Locate each line containing the string "tout" and copy it out.
* Start *
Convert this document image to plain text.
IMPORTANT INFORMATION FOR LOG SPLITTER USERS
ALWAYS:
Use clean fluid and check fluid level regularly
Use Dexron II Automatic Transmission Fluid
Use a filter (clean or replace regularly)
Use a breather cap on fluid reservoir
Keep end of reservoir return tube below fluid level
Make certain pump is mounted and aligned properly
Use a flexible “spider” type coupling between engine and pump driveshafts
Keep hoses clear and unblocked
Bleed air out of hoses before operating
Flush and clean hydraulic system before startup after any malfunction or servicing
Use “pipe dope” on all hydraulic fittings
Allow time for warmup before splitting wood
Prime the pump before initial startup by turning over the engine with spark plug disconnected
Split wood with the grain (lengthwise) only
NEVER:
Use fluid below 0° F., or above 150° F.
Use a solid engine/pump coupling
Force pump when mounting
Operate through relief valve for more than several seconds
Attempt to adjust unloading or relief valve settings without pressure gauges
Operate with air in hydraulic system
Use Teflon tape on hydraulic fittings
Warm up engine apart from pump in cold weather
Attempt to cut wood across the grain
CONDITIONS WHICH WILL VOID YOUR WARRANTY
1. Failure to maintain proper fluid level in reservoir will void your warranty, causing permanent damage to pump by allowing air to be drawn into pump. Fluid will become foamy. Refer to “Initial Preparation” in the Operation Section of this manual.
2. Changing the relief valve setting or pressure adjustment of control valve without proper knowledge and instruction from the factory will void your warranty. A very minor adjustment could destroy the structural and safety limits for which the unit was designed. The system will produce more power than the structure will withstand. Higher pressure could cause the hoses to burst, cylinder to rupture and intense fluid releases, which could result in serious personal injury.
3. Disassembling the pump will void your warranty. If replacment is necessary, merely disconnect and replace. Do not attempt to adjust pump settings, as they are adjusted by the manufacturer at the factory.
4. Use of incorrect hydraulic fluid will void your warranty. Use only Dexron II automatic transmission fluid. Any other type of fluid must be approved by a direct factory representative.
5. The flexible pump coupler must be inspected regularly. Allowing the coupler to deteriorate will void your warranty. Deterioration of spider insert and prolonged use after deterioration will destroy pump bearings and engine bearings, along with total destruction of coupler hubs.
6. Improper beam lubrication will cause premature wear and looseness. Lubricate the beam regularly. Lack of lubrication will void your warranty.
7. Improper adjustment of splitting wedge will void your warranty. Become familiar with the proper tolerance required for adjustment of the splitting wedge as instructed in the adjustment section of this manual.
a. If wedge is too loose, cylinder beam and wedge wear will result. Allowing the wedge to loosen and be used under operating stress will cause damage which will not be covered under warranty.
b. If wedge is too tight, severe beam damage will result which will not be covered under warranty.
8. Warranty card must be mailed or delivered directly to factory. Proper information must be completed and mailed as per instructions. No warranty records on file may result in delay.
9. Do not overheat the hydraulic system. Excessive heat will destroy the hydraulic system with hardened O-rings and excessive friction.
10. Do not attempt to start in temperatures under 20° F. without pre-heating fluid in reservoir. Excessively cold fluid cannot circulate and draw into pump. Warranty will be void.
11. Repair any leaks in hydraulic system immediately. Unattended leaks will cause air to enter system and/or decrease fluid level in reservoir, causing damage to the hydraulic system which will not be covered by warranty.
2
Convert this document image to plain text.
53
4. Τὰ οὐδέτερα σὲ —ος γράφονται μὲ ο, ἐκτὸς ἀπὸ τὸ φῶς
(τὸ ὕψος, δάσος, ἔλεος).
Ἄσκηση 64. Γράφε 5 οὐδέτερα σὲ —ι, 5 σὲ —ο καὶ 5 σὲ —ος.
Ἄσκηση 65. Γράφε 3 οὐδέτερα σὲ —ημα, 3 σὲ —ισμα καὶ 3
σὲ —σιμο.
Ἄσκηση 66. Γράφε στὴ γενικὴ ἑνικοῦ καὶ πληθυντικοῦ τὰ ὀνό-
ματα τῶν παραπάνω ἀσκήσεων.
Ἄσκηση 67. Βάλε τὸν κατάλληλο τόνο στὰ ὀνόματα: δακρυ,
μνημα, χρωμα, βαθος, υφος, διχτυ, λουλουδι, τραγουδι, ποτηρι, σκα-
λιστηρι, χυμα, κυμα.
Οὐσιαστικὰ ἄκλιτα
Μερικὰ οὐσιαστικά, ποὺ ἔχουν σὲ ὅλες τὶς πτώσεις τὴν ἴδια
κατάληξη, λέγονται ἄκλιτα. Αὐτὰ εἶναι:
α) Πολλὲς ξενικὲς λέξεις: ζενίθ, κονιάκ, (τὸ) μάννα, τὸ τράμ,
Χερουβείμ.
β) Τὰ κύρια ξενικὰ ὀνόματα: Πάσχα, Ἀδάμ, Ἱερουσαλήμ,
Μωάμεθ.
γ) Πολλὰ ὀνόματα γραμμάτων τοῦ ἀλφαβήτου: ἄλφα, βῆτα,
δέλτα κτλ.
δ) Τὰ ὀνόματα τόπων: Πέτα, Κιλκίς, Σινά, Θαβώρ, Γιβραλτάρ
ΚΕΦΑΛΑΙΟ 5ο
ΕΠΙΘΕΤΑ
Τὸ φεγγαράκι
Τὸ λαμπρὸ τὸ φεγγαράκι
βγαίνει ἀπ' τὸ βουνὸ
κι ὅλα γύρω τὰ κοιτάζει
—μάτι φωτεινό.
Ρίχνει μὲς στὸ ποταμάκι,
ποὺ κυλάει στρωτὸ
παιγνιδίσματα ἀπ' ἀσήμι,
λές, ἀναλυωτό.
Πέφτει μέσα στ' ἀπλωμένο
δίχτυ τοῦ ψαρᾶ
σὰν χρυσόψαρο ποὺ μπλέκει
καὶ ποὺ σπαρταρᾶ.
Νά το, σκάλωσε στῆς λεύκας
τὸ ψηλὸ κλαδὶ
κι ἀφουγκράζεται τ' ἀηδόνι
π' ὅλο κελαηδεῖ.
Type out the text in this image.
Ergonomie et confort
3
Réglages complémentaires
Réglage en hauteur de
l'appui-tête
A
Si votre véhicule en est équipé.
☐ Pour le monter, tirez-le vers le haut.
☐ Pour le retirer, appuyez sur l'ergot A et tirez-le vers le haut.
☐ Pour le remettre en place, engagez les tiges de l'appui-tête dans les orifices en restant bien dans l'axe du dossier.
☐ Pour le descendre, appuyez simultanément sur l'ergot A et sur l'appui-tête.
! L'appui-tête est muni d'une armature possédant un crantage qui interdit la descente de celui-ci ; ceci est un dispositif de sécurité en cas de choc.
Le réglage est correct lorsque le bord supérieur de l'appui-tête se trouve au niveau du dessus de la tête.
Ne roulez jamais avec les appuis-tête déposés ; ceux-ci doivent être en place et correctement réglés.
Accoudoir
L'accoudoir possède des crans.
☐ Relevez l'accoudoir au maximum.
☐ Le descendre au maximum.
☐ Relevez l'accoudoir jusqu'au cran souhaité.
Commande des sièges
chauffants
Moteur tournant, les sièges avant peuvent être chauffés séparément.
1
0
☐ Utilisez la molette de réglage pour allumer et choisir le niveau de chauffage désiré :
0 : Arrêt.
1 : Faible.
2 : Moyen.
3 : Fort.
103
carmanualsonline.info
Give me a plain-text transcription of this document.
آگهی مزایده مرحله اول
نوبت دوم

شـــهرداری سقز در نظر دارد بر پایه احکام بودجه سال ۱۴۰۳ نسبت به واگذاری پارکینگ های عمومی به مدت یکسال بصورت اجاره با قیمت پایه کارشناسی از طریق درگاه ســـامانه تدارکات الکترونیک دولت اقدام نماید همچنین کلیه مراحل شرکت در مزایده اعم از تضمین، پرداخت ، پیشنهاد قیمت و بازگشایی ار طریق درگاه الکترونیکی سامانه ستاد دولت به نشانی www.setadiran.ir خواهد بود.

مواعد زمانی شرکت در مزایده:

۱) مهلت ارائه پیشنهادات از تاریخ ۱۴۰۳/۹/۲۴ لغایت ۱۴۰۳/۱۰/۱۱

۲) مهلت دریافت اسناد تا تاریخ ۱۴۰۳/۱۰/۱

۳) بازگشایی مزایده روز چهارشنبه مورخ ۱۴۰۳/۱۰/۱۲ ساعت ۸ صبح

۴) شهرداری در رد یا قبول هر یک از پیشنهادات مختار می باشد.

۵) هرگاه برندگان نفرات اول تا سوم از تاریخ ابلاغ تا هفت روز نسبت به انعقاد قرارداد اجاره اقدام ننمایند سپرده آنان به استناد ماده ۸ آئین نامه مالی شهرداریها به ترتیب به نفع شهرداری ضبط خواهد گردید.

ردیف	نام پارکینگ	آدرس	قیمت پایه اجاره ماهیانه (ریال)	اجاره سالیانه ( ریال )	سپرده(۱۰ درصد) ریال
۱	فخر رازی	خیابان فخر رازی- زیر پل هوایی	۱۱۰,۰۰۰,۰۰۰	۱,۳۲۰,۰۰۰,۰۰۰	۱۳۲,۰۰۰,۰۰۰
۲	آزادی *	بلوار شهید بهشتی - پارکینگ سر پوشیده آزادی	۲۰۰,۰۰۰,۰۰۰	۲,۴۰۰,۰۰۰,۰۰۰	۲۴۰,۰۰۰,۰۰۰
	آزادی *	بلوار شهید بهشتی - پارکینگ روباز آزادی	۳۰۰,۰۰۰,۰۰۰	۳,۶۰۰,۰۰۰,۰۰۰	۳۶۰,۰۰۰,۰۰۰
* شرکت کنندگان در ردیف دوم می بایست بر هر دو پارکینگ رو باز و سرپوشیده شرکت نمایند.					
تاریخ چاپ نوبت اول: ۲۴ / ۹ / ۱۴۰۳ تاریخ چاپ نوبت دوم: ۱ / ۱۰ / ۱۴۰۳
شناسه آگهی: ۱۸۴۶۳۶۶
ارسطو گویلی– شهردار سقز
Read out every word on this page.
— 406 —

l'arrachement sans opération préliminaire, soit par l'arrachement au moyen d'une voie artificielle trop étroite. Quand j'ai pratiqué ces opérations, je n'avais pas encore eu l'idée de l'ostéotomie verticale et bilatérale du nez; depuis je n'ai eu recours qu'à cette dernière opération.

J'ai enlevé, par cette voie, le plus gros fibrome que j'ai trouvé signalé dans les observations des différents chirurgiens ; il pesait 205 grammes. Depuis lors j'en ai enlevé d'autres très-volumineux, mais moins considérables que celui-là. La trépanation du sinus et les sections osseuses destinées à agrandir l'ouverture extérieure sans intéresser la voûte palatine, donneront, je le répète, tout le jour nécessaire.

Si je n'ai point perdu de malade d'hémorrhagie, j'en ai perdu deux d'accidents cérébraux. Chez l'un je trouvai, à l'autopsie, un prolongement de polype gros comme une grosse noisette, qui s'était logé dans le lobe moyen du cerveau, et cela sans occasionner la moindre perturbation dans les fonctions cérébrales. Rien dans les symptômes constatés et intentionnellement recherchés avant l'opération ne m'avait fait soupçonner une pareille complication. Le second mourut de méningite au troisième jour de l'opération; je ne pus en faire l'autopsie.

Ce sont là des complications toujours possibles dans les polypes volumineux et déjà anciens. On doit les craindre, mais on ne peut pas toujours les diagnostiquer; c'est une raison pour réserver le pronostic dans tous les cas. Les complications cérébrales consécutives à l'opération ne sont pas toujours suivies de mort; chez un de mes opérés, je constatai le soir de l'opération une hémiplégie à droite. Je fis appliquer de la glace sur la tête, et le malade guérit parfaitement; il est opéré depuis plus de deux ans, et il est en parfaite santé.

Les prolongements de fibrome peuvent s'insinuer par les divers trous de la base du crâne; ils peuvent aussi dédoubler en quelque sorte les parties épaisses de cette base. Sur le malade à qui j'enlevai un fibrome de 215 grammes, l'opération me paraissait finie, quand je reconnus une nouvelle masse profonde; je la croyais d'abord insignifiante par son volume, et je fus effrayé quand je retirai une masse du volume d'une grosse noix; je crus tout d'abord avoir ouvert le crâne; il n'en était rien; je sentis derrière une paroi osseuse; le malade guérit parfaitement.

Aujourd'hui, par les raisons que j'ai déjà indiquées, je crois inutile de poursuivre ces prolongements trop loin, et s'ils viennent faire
* End *
Solution to the problem:
J'ai enlevé, par cette voie, le plus gros fibrome que j'ai trouvé signalé dans les observations des différents chirurgiens ; il pesait 205 grammes. Depuis lors j'en ai enlevé d'autres très-volumineux, mais moins considérables que celui-là. La trépanation du sinus et les sections osseuses destinées à agrandir l'ouverture extérieure sans intéresser la voûte palatine, donneront, je le répète, tout le jour nécessaire.
Les prolongements de fibrome peuvent s'insinuer par les divers trous de la base du crâne; ils peuvent aussi dédoubler en quelque sorte les parties épaisses de cette base. Sur le malade à qui j'enlevai un fibrome de 215 grammes, l'opération me paraissait finie, quand je reconnus une nouvelle masse profonde; je la croyais d'abord insignifiante par son volume, et je fus effrayé quand je retirai une masse du volume d'une grosse noix; je crus tout d'abord avoir ouvert le crâne; il n'en était rien; je sentis derrière une paroi osseuse; le malade guérit parfaitement.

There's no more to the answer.